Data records
—————

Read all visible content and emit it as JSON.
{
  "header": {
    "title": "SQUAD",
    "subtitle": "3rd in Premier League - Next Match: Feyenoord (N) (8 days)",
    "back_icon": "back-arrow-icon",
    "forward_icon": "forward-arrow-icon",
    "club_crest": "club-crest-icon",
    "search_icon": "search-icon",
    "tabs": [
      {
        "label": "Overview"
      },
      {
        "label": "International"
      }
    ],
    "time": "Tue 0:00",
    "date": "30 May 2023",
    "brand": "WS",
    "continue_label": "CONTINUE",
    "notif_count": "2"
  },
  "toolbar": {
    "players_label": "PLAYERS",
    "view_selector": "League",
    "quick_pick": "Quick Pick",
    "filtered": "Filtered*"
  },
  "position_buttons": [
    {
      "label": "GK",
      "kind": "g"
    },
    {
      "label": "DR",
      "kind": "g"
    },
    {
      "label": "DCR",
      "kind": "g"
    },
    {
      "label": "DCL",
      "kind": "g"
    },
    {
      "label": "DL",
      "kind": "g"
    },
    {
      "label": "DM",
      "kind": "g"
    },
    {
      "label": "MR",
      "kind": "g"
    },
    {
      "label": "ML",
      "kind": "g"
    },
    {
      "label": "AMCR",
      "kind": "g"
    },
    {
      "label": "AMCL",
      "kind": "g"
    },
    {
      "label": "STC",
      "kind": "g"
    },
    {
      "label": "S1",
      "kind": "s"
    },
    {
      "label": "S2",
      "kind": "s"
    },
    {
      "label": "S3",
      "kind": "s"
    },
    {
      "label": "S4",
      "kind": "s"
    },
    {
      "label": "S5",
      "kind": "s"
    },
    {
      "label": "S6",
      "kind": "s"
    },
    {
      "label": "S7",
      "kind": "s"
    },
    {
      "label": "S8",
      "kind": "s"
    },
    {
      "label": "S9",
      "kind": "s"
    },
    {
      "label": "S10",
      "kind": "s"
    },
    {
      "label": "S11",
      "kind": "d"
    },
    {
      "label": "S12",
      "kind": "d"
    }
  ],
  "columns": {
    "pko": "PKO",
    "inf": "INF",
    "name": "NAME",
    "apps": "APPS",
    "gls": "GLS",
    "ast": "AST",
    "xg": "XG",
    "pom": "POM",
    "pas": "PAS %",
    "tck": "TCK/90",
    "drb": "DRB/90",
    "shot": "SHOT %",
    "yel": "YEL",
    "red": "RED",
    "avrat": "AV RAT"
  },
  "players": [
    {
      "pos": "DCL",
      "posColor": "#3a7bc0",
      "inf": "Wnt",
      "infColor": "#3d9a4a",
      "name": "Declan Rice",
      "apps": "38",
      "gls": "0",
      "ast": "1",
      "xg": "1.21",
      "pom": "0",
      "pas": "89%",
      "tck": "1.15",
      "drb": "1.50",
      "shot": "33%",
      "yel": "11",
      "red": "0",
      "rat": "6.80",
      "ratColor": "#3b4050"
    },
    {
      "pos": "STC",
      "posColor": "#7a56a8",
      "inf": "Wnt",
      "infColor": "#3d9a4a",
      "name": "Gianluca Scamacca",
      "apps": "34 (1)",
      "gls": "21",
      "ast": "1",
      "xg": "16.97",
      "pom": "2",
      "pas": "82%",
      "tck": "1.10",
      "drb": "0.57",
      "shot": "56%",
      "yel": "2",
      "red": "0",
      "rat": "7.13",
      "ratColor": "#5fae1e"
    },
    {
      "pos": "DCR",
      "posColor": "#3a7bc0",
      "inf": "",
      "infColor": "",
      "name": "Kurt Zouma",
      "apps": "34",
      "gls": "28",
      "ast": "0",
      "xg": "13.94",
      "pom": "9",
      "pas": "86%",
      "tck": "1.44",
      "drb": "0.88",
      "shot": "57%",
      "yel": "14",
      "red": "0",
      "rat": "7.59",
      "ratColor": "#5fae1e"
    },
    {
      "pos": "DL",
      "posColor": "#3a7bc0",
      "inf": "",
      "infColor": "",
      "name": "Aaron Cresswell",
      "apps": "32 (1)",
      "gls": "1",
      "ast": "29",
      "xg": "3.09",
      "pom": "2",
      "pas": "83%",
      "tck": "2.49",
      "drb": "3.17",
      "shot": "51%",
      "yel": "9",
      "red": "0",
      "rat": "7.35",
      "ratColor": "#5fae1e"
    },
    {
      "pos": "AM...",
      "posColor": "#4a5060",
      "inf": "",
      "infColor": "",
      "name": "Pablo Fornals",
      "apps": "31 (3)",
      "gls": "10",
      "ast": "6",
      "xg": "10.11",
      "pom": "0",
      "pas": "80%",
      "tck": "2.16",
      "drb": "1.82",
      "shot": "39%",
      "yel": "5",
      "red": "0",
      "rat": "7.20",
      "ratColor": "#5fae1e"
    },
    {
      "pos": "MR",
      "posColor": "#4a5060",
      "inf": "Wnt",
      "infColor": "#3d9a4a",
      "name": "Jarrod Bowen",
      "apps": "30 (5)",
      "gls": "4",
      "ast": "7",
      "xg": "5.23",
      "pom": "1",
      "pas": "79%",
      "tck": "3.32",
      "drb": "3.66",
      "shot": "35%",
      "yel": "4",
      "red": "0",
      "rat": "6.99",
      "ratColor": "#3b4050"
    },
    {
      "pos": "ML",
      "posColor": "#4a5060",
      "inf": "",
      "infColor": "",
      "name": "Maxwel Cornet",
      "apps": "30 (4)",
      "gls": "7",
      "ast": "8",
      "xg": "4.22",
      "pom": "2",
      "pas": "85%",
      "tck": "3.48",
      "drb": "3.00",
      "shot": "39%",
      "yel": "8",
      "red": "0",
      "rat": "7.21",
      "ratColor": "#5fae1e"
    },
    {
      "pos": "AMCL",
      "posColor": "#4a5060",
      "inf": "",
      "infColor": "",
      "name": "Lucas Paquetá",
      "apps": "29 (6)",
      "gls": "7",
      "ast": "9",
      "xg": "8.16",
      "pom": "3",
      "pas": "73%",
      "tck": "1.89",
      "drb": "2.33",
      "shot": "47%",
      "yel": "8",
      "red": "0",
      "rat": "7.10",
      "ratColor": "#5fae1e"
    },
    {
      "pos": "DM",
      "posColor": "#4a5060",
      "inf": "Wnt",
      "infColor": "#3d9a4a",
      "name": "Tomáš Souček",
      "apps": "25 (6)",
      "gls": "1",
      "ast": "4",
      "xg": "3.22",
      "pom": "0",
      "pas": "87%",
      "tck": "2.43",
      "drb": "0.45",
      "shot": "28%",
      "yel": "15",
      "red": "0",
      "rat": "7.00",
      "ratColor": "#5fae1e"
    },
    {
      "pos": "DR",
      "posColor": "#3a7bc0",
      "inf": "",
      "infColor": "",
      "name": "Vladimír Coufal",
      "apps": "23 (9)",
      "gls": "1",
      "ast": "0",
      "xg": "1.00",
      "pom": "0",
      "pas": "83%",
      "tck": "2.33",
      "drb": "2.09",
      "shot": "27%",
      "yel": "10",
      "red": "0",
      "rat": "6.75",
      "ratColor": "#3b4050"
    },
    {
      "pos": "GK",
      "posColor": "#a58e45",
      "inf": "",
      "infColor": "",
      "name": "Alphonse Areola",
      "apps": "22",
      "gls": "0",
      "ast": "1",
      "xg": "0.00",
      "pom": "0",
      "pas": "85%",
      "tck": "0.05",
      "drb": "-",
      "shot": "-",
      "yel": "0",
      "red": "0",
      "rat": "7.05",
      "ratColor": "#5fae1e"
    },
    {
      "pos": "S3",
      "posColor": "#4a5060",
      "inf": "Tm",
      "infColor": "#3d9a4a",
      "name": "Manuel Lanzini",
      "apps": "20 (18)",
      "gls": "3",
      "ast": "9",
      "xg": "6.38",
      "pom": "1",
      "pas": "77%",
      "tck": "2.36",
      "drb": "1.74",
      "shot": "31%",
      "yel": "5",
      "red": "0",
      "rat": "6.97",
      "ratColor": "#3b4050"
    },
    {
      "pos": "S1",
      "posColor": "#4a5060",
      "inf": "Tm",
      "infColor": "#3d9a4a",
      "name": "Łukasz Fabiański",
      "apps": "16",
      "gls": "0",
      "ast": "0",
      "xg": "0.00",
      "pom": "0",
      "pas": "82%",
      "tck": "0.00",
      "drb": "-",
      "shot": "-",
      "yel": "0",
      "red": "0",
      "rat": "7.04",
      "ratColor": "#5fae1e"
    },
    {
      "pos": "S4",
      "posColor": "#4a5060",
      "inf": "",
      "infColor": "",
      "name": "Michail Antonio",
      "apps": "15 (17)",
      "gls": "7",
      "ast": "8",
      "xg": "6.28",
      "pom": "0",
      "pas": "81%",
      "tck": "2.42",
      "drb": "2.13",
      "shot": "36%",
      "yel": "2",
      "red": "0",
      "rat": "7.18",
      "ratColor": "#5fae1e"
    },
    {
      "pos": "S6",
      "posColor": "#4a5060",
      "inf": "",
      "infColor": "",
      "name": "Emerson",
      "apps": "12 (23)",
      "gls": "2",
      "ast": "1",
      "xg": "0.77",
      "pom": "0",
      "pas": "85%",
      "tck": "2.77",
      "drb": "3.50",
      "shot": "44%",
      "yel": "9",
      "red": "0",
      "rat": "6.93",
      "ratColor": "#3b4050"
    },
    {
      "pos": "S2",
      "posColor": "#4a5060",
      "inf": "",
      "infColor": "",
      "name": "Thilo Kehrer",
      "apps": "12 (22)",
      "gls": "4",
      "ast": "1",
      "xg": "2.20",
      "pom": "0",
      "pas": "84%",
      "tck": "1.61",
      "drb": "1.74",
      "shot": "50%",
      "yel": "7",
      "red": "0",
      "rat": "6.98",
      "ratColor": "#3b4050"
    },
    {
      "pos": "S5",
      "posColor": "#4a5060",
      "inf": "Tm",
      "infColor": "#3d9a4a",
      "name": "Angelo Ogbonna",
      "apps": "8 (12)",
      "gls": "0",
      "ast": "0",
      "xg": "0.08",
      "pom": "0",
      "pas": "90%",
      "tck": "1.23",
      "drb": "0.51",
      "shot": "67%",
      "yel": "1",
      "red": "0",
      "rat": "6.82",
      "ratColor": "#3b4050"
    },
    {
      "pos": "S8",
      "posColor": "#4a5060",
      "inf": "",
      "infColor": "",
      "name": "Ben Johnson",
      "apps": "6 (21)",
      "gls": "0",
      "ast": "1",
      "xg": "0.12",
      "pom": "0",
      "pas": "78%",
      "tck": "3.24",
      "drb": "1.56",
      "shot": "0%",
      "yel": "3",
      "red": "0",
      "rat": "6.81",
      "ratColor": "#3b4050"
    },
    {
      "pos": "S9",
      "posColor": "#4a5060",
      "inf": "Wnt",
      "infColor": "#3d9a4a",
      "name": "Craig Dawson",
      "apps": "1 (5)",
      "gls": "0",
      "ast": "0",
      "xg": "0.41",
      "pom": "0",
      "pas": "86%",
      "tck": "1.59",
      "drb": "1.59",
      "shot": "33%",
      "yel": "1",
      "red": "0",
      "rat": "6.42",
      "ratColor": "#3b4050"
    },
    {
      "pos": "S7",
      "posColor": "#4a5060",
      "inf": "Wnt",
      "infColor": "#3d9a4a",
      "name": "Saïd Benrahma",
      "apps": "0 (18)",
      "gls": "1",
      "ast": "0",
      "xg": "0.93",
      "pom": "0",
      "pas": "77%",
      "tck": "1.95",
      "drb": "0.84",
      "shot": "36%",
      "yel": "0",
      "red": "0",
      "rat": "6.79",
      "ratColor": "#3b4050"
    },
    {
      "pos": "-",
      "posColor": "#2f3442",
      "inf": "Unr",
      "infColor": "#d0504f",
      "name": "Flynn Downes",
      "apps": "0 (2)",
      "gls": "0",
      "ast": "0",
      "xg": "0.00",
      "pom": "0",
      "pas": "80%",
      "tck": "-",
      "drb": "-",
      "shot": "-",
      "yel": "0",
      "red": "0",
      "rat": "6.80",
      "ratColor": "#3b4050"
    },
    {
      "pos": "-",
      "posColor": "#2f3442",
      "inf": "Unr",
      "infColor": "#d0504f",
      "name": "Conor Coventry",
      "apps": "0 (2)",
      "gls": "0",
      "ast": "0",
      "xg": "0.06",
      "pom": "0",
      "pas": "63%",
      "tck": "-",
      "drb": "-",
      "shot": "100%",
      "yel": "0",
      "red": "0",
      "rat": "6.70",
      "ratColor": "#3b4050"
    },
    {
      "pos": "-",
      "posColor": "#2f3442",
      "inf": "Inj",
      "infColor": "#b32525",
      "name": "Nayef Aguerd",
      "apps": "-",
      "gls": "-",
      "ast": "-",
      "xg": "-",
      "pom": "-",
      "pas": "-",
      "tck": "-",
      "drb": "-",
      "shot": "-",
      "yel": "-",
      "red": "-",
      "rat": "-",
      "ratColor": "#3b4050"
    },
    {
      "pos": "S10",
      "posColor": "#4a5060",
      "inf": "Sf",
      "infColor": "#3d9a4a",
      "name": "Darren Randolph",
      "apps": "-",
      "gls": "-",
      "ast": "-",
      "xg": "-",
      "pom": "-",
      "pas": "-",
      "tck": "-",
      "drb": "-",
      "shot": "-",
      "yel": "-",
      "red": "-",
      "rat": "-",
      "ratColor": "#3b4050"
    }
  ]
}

—————

From the entries above, collect every line with the string "League" in it.

Reply to the exercise
    "subtitle": "3rd in Premier League - Next Match: Feyenoord (N) (8 days)",
    "view_selector": "League",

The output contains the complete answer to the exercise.